SHORT PROBLEM
Identify each line in the records below that contains the word "andern", and copy it.

EXCERPTED RECORDS
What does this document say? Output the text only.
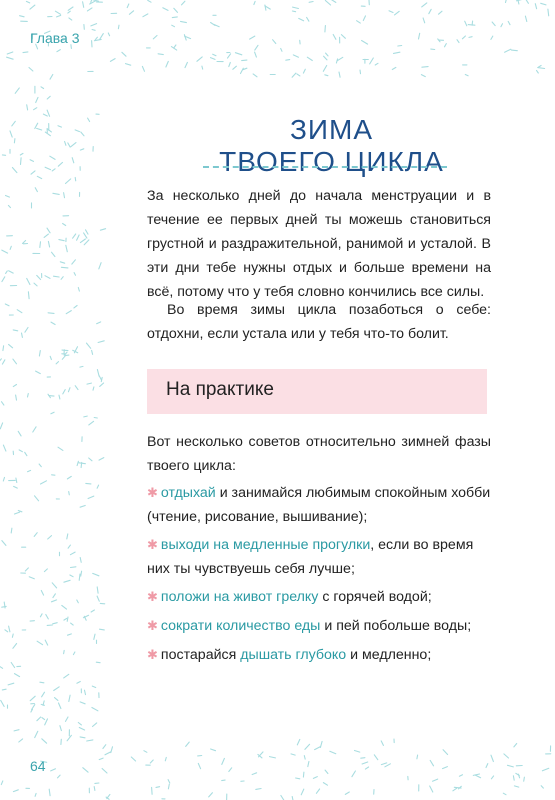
Глава 3
64
ЗИМА
ТВОЕГО ЦИКЛА

За несколько дней до начала менструации и в течение ее первых дней ты можешь становиться грустной и раздражительной, ранимой и усталой. В эти дни тебе нужны отдых и больше времени на всё, потому что у тебя словно кончились все силы.

Во время зимы цикла позаботься о себе: отдохни, если устала или у тебя что-то болит.

На практике

Вот несколько советов относительно зимней фазы твоего цикла:

✱ отдыхай и занимайся любимым спокойным хобби (чтение, рисование, вышивание);
✱ выходи на медленные прогулки, если во время них ты чувствуешь себя лучше;
✱ положи на живот грелку с горячей водой;
✱ сократи количество еды и пей побольше воды;
✱ постарайся дышать глубоко и медленно;
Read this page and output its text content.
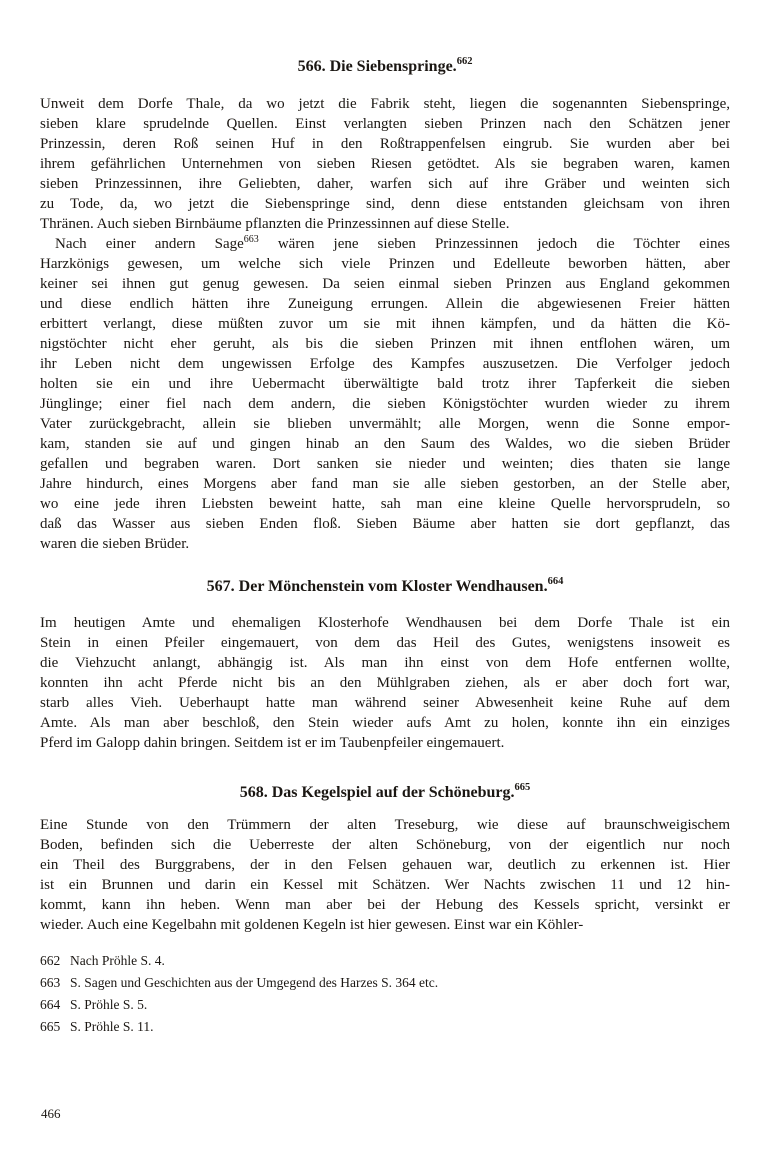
566. Die Siebenspringe.$^{662}$
Unweit dem Dorfe Thale, da wo jetzt die Fabrik steht, liegen die sogenannten Siebenspringe,
sieben klare sprudelnde Quellen. Einst verlangten sieben Prinzen nach den Schätzen jener
Prinzessin, deren Roß seinen Huf in den Roßtrappenfelsen eingrub. Sie wurden aber bei
ihrem gefährlichen Unternehmen von sieben Riesen getödtet. Als sie begraben waren, kamen
sieben Prinzessinnen, ihre Geliebten, daher, warfen sich auf ihre Gräber und weinten sich
zu Tode, da, wo jetzt die Siebenspringe sind, denn diese entstanden gleichsam von ihren
Thränen. Auch sieben Birnbäume pflanzten die Prinzessinnen auf diese Stelle.
Nach einer andern Sage$^{663}$ wären jene sieben Prinzessinnen jedoch die Töchter eines
Harzkönigs gewesen, um welche sich viele Prinzen und Edelleute beworben hätten, aber
keiner sei ihnen gut genug gewesen. Da seien einmal sieben Prinzen aus England gekommen
und diese endlich hätten ihre Zuneigung errungen. Allein die abgewiesenen Freier hätten
erbittert verlangt, diese müßten zuvor um sie mit ihnen kämpfen, und da hätten die Kö-
nigstöchter nicht eher geruht, als bis die sieben Prinzen mit ihnen entflohen wären, um
ihr Leben nicht dem ungewissen Erfolge des Kampfes auszusetzen. Die Verfolger jedoch
holten sie ein und ihre Uebermacht überwältigte bald trotz ihrer Tapferkeit die sieben
Jünglinge; einer fiel nach dem andern, die sieben Königstöchter wurden wieder zu ihrem
Vater zurückgebracht, allein sie blieben unvermählt; alle Morgen, wenn die Sonne empor-
kam, standen sie auf und gingen hinab an den Saum des Waldes, wo die sieben Brüder
gefallen und begraben waren. Dort sanken sie nieder und weinten; dies thaten sie lange
Jahre hindurch, eines Morgens aber fand man sie alle sieben gestorben, an der Stelle aber,
wo eine jede ihren Liebsten beweint hatte, sah man eine kleine Quelle hervorsprudeln, so
daß das Wasser aus sieben Enden floß. Sieben Bäume aber hatten sie dort gepflanzt, das
waren die sieben Brüder.
567. Der Mönchenstein vom Kloster Wendhausen.$^{664}$
Im heutigen Amte und ehemaligen Klosterhofe Wendhausen bei dem Dorfe Thale ist ein
Stein in einen Pfeiler eingemauert, von dem das Heil des Gutes, wenigstens insoweit es
die Viehzucht anlangt, abhängig ist. Als man ihn einst von dem Hofe entfernen wollte,
konnten ihn acht Pferde nicht bis an den Mühlgraben ziehen, als er aber doch fort war,
starb alles Vieh. Ueberhaupt hatte man während seiner Abwesenheit keine Ruhe auf dem
Amte. Als man aber beschloß, den Stein wieder aufs Amt zu holen, konnte ihn ein einziges
Pferd im Galopp dahin bringen. Seitdem ist er im Taubenpfeiler eingemauert.
568. Das Kegelspiel auf der Schöneburg.$^{665}$
Eine Stunde von den Trümmern der alten Treseburg, wie diese auf braunschweigischem
Boden, befinden sich die Ueberreste der alten Schöneburg, von der eigentlich nur noch
ein Theil des Burggrabens, der in den Felsen gehauen war, deutlich zu erkennen ist. Hier
ist ein Brunnen und darin ein Kessel mit Schätzen. Wer Nachts zwischen 11 und 12 hin-
kommt, kann ihn heben. Wenn man aber bei der Hebung des Kessels spricht, versinkt er
wieder. Auch eine Kegelbahn mit goldenen Kegeln ist hier gewesen. Einst war ein Köhler-
662 Nach Pröhle S. 4.
663 S. Sagen und Geschichten aus der Umgegend des Harzes S. 364 etc.
664 S. Pröhle S. 5.
665 S. Pröhle S. 11.
466
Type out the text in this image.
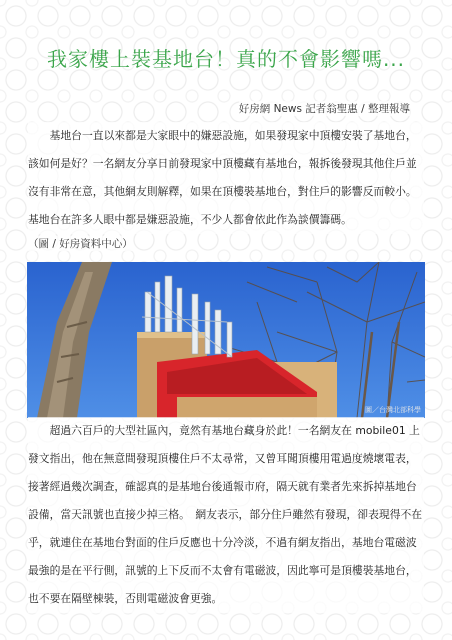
我家樓上裝基地台！真的不會影響嗎...
好房網 News 記者翁聖惠 / 整理報導
　　基地台一直以來都是大家眼中的嫌惡設施，如果發現家中頂樓安裝了基地台，
該如何是好？一名網友分享日前發現家中頂樓藏有基地台，報拆後發現其他住戶並
沒有非常在意，其他網友則解釋，如果在頂樓裝基地台，對住戶的影響反而較小。
基地台在許多人眼中都是嫌惡設施，不少人都會依此作為談價籌碼。
（圖 / 好房資料中心）
圖／台灣北部科學
　　超過六百戶的大型社區內，竟然有基地台藏身於此！一名網友在 mobile01 上
發文指出，他在無意間發現頂樓住戶不太尋常，又曾耳聞頂樓用電過度燒壞電表，
接著經過幾次調查，確認真的是基地台後通報市府，隔天就有業者先來拆掉基地台
設備，當天訊號也直接少掉三格。　網友表示，部分住戶雖然有發現，卻表現得不在
乎，就連住在基地台對面的住戶反應也十分冷淡，不過有網友指出，基地台電磁波
最強的是在平行側，訊號的上下反而不太會有電磁波，因此寧可是頂樓裝基地台，
也不要在隔壁棟裝，否則電磁波會更強。
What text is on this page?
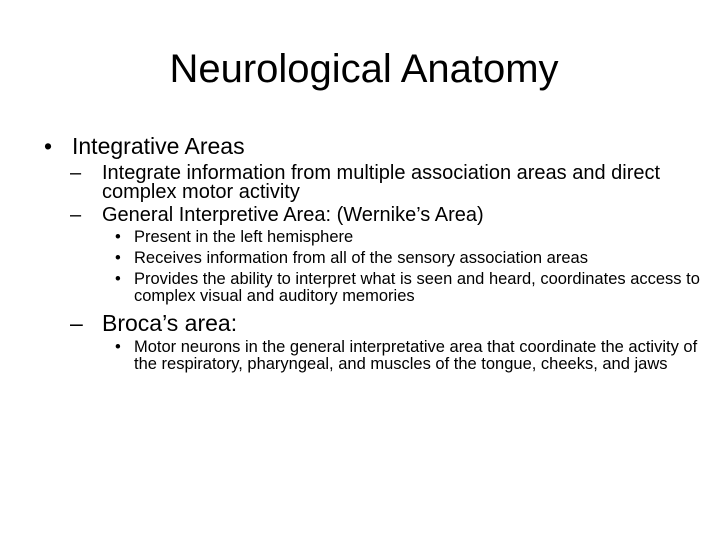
Neurological Anatomy
• Integrative Areas
– Integrate information from multiple association areas and direct complex motor activity
– General Interpretive Area: (Wernike’s Area)
• Present in the left hemisphere
• Receives information from all of the sensory association areas
• Provides the ability to interpret what is seen and heard, coordinates access to complex visual and auditory memories
– Broca’s area:
• Motor neurons in the general interpretative area that coordinate the activity of the respiratory, pharyngeal, and muscles of the tongue, cheeks, and jaws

OUTPUT FOR THIS EXERCISE
Nach einer andern Sage$^{663}$ wären jene sieben Prinzessinnen jedoch die Töchter eines
Jünglinge; einer fiel nach dem andern, die sieben Königstöchter wurden wieder zu ihrem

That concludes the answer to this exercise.